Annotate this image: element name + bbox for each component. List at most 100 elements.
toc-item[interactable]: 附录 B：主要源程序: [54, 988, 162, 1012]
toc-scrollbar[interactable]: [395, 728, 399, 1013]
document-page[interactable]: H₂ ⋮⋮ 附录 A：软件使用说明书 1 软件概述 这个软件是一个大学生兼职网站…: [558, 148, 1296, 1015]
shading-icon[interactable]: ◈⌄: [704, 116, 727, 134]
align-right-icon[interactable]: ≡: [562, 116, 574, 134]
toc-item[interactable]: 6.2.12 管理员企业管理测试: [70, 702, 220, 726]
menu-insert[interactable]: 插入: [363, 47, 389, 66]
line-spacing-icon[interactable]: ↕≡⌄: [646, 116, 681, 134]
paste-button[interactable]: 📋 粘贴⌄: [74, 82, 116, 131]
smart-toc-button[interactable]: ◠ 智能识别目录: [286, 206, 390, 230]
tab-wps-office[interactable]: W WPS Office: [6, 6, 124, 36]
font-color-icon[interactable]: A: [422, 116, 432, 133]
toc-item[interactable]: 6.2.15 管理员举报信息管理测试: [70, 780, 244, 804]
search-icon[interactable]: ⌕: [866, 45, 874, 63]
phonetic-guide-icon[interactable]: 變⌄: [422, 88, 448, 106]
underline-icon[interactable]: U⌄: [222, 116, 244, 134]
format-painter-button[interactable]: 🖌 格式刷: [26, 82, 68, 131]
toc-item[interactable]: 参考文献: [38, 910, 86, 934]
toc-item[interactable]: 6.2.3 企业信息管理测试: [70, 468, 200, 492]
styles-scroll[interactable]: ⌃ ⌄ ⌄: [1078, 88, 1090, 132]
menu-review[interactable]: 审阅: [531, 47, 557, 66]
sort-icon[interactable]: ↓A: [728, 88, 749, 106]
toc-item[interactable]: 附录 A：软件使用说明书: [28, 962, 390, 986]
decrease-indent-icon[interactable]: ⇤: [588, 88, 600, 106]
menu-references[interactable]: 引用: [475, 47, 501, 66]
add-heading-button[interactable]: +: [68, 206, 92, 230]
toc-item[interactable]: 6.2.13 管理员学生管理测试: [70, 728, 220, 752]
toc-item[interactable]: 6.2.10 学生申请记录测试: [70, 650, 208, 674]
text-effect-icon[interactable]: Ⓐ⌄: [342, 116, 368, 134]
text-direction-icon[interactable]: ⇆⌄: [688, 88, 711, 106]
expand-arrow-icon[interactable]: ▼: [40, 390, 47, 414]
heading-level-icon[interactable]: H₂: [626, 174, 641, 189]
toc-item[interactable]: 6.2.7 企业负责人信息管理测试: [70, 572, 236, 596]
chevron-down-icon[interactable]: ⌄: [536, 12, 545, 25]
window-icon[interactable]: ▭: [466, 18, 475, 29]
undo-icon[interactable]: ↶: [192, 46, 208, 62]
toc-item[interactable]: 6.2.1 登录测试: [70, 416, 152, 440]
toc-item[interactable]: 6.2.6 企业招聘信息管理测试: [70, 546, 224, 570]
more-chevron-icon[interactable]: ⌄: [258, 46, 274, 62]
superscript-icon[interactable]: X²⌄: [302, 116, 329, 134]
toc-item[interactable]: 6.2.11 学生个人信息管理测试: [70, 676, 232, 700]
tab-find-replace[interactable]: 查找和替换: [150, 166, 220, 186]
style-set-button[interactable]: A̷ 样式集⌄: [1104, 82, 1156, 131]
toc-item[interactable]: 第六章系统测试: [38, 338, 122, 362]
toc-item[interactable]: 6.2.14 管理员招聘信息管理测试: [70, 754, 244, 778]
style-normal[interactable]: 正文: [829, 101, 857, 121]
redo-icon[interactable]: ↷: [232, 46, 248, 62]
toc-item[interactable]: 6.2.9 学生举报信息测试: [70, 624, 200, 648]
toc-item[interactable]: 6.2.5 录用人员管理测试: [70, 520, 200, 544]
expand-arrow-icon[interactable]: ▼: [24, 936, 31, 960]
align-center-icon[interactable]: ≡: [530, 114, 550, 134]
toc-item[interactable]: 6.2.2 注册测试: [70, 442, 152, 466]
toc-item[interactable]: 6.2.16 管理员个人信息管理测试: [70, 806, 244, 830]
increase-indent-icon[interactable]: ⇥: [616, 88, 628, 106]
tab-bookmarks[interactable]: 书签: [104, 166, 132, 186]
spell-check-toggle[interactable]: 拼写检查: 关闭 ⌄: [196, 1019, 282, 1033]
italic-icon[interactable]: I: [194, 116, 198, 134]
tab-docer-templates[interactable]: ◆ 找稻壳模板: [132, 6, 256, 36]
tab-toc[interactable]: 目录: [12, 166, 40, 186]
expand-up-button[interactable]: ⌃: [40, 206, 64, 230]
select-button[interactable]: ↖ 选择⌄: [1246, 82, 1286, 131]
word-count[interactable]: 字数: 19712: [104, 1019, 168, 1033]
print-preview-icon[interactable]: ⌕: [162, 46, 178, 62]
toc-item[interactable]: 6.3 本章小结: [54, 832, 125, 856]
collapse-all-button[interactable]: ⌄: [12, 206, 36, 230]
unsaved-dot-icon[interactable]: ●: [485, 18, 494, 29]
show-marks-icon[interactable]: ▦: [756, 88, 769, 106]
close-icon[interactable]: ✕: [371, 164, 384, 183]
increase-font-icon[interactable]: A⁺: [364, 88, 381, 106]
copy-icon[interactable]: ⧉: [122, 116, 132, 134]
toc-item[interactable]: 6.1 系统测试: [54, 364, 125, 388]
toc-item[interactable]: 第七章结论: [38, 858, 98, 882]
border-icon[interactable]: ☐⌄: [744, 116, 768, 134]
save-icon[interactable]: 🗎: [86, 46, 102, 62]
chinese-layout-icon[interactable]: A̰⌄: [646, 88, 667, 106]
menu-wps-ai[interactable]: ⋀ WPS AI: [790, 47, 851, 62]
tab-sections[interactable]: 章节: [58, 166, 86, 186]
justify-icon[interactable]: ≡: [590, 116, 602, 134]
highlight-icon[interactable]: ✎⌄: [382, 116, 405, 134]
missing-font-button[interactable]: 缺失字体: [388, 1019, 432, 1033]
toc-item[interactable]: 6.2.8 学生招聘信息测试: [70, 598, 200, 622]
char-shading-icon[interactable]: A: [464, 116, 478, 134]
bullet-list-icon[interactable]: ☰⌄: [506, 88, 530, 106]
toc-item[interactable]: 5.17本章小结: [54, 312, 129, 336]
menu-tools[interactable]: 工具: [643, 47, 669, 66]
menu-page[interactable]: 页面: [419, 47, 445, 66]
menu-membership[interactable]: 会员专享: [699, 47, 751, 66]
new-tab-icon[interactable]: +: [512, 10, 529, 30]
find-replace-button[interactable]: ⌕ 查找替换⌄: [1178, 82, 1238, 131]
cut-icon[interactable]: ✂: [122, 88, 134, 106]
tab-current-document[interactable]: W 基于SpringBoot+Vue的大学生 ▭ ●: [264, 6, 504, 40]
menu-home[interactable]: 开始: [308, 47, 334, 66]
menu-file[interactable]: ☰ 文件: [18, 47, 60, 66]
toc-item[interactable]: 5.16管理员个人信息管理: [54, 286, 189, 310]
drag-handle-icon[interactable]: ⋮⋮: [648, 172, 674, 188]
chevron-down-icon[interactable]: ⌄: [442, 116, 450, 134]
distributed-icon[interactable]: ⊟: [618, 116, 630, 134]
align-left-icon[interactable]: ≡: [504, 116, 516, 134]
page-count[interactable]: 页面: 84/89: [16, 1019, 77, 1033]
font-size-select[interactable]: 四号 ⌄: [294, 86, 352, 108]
* * *
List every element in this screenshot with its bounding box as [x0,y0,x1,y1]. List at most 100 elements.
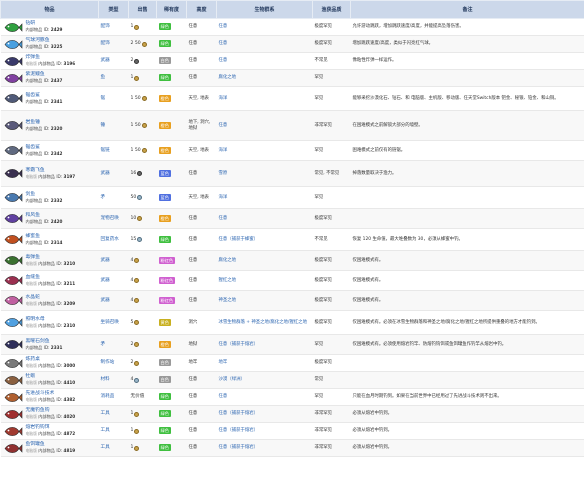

> **The task**:
Rewrite the listing lines from the one containing "Annotate this image: element" through the one containing "menu-insert[interactable]: 插入: [363, 47, 389, 66]", inclusive, changing "toc-item" to "outline-item" and leaving everything else as it is.

> **Exercise answer**:
Annotate this image: element name + bbox for each component. List at most 100 elements.
outline-item[interactable]: 附录 B：主要源程序: [54, 988, 162, 1012]
toc-scrollbar[interactable]: [395, 728, 399, 1013]
document-page[interactable]: H₂ ⋮⋮ 附录 A：软件使用说明书 1 软件概述 这个软件是一个大学生兼职网站…: [558, 148, 1296, 1015]
shading-icon[interactable]: ◈⌄: [704, 116, 727, 134]
align-right-icon[interactable]: ≡: [562, 116, 574, 134]
outline-item[interactable]: 6.2.12 管理员企业管理测试: [70, 702, 220, 726]
menu-insert[interactable]: 插入: [363, 47, 389, 66]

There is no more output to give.